Supplied data »
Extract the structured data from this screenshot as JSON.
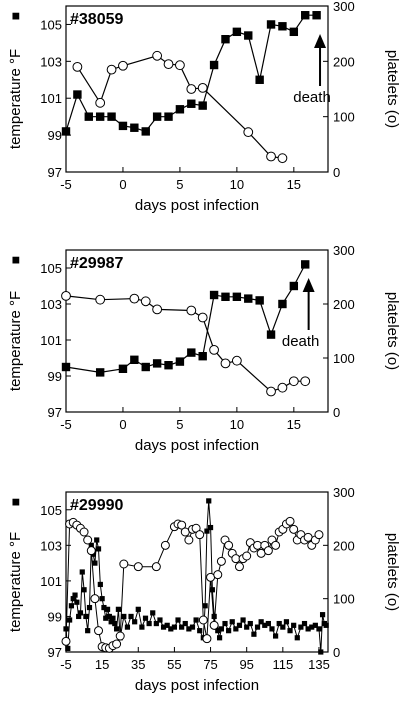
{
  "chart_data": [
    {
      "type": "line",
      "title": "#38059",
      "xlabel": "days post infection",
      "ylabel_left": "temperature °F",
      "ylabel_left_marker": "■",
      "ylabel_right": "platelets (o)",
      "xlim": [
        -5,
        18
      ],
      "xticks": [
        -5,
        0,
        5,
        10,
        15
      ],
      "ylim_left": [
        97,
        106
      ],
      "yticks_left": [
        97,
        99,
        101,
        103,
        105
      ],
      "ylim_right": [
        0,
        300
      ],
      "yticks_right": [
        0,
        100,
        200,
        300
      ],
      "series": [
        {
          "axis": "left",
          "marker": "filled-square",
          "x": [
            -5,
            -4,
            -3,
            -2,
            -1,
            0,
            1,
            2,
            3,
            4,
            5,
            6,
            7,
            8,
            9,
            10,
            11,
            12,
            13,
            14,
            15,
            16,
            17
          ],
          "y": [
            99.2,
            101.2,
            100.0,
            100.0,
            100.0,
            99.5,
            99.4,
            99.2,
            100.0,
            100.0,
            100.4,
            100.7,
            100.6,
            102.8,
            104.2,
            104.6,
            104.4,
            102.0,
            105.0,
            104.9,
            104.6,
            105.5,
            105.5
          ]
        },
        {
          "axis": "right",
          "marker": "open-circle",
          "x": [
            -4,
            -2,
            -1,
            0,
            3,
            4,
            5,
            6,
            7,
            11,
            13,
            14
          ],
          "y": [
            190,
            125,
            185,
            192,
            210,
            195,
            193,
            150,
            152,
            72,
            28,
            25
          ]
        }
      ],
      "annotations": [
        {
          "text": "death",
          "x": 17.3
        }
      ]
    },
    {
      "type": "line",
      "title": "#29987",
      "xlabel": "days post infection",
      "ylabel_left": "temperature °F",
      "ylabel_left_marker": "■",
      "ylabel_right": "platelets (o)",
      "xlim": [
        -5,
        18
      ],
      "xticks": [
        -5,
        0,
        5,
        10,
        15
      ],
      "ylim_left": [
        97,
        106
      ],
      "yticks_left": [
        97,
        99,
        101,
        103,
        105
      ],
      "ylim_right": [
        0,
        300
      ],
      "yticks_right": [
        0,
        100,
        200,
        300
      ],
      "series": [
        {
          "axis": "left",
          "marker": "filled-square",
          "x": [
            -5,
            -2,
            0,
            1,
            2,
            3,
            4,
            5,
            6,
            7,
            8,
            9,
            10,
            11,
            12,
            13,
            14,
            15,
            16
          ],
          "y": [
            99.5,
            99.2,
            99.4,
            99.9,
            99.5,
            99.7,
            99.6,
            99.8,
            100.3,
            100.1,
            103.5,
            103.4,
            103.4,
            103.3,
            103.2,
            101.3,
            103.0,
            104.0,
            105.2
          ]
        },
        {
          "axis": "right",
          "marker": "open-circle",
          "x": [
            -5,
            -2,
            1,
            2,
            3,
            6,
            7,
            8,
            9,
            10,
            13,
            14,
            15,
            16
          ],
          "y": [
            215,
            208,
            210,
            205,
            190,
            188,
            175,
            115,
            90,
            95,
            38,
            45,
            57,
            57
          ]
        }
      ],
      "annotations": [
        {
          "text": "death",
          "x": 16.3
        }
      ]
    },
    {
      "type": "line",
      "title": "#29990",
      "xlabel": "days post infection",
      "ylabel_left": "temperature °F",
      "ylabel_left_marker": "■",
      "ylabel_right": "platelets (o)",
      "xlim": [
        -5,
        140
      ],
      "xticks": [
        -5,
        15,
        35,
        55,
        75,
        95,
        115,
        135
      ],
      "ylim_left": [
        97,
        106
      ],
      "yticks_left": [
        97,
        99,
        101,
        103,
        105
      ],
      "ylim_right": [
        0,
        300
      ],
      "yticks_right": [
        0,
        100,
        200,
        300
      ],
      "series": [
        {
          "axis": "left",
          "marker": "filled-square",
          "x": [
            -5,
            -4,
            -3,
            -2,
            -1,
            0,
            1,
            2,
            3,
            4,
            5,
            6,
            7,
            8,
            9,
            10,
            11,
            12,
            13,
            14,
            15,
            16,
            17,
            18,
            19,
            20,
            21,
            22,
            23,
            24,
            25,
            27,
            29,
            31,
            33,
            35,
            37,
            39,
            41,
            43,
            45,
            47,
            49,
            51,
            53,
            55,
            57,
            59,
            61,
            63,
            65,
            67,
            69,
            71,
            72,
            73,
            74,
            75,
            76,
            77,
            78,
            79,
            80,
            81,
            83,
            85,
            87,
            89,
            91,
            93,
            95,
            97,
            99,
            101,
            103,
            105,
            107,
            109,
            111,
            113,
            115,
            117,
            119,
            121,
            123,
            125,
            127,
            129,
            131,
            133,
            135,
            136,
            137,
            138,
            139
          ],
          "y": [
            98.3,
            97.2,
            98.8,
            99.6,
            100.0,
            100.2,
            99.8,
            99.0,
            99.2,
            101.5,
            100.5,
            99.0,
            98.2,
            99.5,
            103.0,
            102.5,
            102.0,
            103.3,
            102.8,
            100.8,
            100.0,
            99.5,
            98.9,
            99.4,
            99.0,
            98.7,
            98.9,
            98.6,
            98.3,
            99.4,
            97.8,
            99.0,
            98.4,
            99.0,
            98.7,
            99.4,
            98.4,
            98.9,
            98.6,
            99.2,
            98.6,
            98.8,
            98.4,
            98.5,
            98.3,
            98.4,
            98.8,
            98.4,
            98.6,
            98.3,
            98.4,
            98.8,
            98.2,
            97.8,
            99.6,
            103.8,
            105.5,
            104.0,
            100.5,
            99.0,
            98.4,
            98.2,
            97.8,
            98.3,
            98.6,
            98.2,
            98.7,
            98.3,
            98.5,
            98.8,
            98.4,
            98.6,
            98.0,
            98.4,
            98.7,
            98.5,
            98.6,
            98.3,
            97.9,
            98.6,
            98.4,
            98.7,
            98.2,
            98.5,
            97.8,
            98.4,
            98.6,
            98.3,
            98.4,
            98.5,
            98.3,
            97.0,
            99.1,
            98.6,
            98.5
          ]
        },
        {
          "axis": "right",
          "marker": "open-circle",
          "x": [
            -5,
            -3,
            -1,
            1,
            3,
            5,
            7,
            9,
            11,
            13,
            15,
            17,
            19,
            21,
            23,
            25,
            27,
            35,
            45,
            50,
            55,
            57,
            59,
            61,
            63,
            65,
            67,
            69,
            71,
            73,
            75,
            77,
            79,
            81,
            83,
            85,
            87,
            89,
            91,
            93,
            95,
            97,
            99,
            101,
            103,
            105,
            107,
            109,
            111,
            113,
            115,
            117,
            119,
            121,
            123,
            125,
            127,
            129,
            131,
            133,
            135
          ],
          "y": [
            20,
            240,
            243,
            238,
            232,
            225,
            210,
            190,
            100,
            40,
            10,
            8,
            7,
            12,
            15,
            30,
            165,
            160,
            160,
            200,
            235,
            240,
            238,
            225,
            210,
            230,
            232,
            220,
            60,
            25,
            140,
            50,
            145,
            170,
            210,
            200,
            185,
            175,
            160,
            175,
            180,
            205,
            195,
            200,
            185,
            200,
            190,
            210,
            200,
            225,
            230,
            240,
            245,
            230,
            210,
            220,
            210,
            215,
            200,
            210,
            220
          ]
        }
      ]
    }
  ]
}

Brief »
Every record above should come back exactly, but without its pictures.

Answer to this exercise »
Extract the structured data from this screenshot as JSON.
{
  "chart_data": [
    {
      "type": "line",
      "title": "#38059",
      "xlabel": "days post infection",
      "ylabel_left": "temperature °F",
      "ylabel_left_marker": "■",
      "ylabel_right": "platelets (o)",
      "xlim": [
        -5,
        18
      ],
      "xticks": [
        -5,
        0,
        5,
        10,
        15
      ],
      "ylim_left": [
        97,
        106
      ],
      "yticks_left": [
        97,
        99,
        101,
        103,
        105
      ],
      "ylim_right": [
        0,
        300
      ],
      "yticks_right": [
        0,
        100,
        200,
        300
      ],
      "series": [
        {
          "axis": "left",
          "marker": "filled-square",
          "x": [
            -5,
            -4,
            -3,
            -2,
            -1,
            0,
            1,
            2,
            3,
            4,
            5,
            6,
            7,
            8,
            9,
            10,
            11,
            12,
            13,
            14,
            15,
            16,
            17
          ],
          "y": [
            99.2,
            101.2,
            100.0,
            100.0,
            100.0,
            99.5,
            99.4,
            99.2,
            100.0,
            100.0,
            100.4,
            100.7,
            100.6,
            102.8,
            104.2,
            104.6,
            104.4,
            102.0,
            105.0,
            104.9,
            104.6,
            105.5,
            105.5
          ]
        },
        {
          "axis": "right",
          "marker": "open-circle",
          "x": [
            -4,
            -2,
            -1,
            0,
            3,
            4,
            5,
            6,
            7,
            11,
            13,
            14
          ],
          "y": [
            190,
            125,
            185,
            192,
            210,
            195,
            193,
            150,
            152,
            72,
            28,
            25
          ]
        }
      ],
      "annotations": [
        {
          "text": "death",
          "x": 17.3
        }
      ]
    },
    {
      "type": "line",
      "title": "#29987",
      "xlabel": "days post infection",
      "ylabel_left": "temperature °F",
      "ylabel_left_marker": "■",
      "ylabel_right": "platelets (o)",
      "xlim": [
        -5,
        18
      ],
      "xticks": [
        -5,
        0,
        5,
        10,
        15
      ],
      "ylim_left": [
        97,
        106
      ],
      "yticks_left": [
        97,
        99,
        101,
        103,
        105
      ],
      "ylim_right": [
        0,
        300
      ],
      "yticks_right": [
        0,
        100,
        200,
        300
      ],
      "series": [
        {
          "axis": "left",
          "marker": "filled-square",
          "x": [
            -5,
            -2,
            0,
            1,
            2,
            3,
            4,
            5,
            6,
            7,
            8,
            9,
            10,
            11,
            12,
            13,
            14,
            15,
            16
          ],
          "y": [
            99.5,
            99.2,
            99.4,
            99.9,
            99.5,
            99.7,
            99.6,
            99.8,
            100.3,
            100.1,
            103.5,
            103.4,
            103.4,
            103.3,
            103.2,
            101.3,
            103.0,
            104.0,
            105.2
          ]
        },
        {
          "axis": "right",
          "marker": "open-circle",
          "x": [
            -5,
            -2,
            1,
            2,
            3,
            6,
            7,
            8,
            9,
            10,
            13,
            14,
            15,
            16
          ],
          "y": [
            215,
            208,
            210,
            205,
            190,
            188,
            175,
            115,
            90,
            95,
            38,
            45,
            57,
            57
          ]
        }
      ],
      "annotations": [
        {
          "text": "death",
          "x": 16.3
        }
      ]
    },
    {
      "type": "line",
      "title": "#29990",
      "xlabel": "days post infection",
      "ylabel_left": "temperature °F",
      "ylabel_left_marker": "■",
      "ylabel_right": "platelets (o)",
      "xlim": [
        -5,
        140
      ],
      "xticks": [
        -5,
        15,
        35,
        55,
        75,
        95,
        115,
        135
      ],
      "ylim_left": [
        97,
        106
      ],
      "yticks_left": [
        97,
        99,
        101,
        103,
        105
      ],
      "ylim_right": [
        0,
        300
      ],
      "yticks_right": [
        0,
        100,
        200,
        300
      ],
      "series": [
        {
          "axis": "left",
          "marker": "filled-square",
          "x": [
            -5,
            -4,
            -3,
            -2,
            -1,
            0,
            1,
            2,
            3,
            4,
            5,
            6,
            7,
            8,
            9,
            10,
            11,
            12,
            13,
            14,
            15,
            16,
            17,
            18,
            19,
            20,
            21,
            22,
            23,
            24,
            25,
            27,
            29,
            31,
            33,
            35,
            37,
            39,
            41,
            43,
            45,
            47,
            49,
            51,
            53,
            55,
            57,
            59,
            61,
            63,
            65,
            67,
            69,
            71,
            72,
            73,
            74,
            75,
            76,
            77,
            78,
            79,
            80,
            81,
            83,
            85,
            87,
            89,
            91,
            93,
            95,
            97,
            99,
            101,
            103,
            105,
            107,
            109,
            111,
            113,
            115,
            117,
            119,
            121,
            123,
            125,
            127,
            129,
            131,
            133,
            135,
            136,
            137,
            138,
            139
          ],
          "y": [
            98.3,
            97.2,
            98.8,
            99.6,
            100.0,
            100.2,
            99.8,
            99.0,
            99.2,
            101.5,
            100.5,
            99.0,
            98.2,
            99.5,
            103.0,
            102.5,
            102.0,
            103.3,
            102.8,
            100.8,
            100.0,
            99.5,
            98.9,
            99.4,
            99.0,
            98.7,
            98.9,
            98.6,
            98.3,
            99.4,
            97.8,
            99.0,
            98.4,
            99.0,
            98.7,
            99.4,
            98.4,
            98.9,
            98.6,
            99.2,
            98.6,
            98.8,
            98.4,
            98.5,
            98.3,
            98.4,
            98.8,
            98.4,
            98.6,
            98.3,
            98.4,
            98.8,
            98.2,
            97.8,
            99.6,
            103.8,
            105.5,
            104.0,
            100.5,
            99.0,
            98.4,
            98.2,
            97.8,
            98.3,
            98.6,
            98.2,
            98.7,
            98.3,
            98.5,
            98.8,
            98.4,
            98.6,
            98.0,
            98.4,
            98.7,
            98.5,
            98.6,
            98.3,
            97.9,
            98.6,
            98.4,
            98.7,
            98.2,
            98.5,
            97.8,
            98.4,
            98.6,
            98.3,
            98.4,
            98.5,
            98.3,
            97.0,
            99.1,
            98.6,
            98.5
          ]
        },
        {
          "axis": "right",
          "marker": "open-circle",
          "x": [
            -5,
            -3,
            -1,
            1,
            3,
            5,
            7,
            9,
            11,
            13,
            15,
            17,
            19,
            21,
            23,
            25,
            27,
            35,
            45,
            50,
            55,
            57,
            59,
            61,
            63,
            65,
            67,
            69,
            71,
            73,
            75,
            77,
            79,
            81,
            83,
            85,
            87,
            89,
            91,
            93,
            95,
            97,
            99,
            101,
            103,
            105,
            107,
            109,
            111,
            113,
            115,
            117,
            119,
            121,
            123,
            125,
            127,
            129,
            131,
            133,
            135
          ],
          "y": [
            20,
            240,
            243,
            238,
            232,
            225,
            210,
            190,
            100,
            40,
            10,
            8,
            7,
            12,
            15,
            30,
            165,
            160,
            160,
            200,
            235,
            240,
            238,
            225,
            210,
            230,
            232,
            220,
            60,
            25,
            140,
            50,
            145,
            170,
            210,
            200,
            185,
            175,
            160,
            175,
            180,
            205,
            195,
            200,
            185,
            200,
            190,
            210,
            200,
            225,
            230,
            240,
            245,
            230,
            210,
            220,
            210,
            215,
            200,
            210,
            220
          ]
        }
      ]
    }
  ]
}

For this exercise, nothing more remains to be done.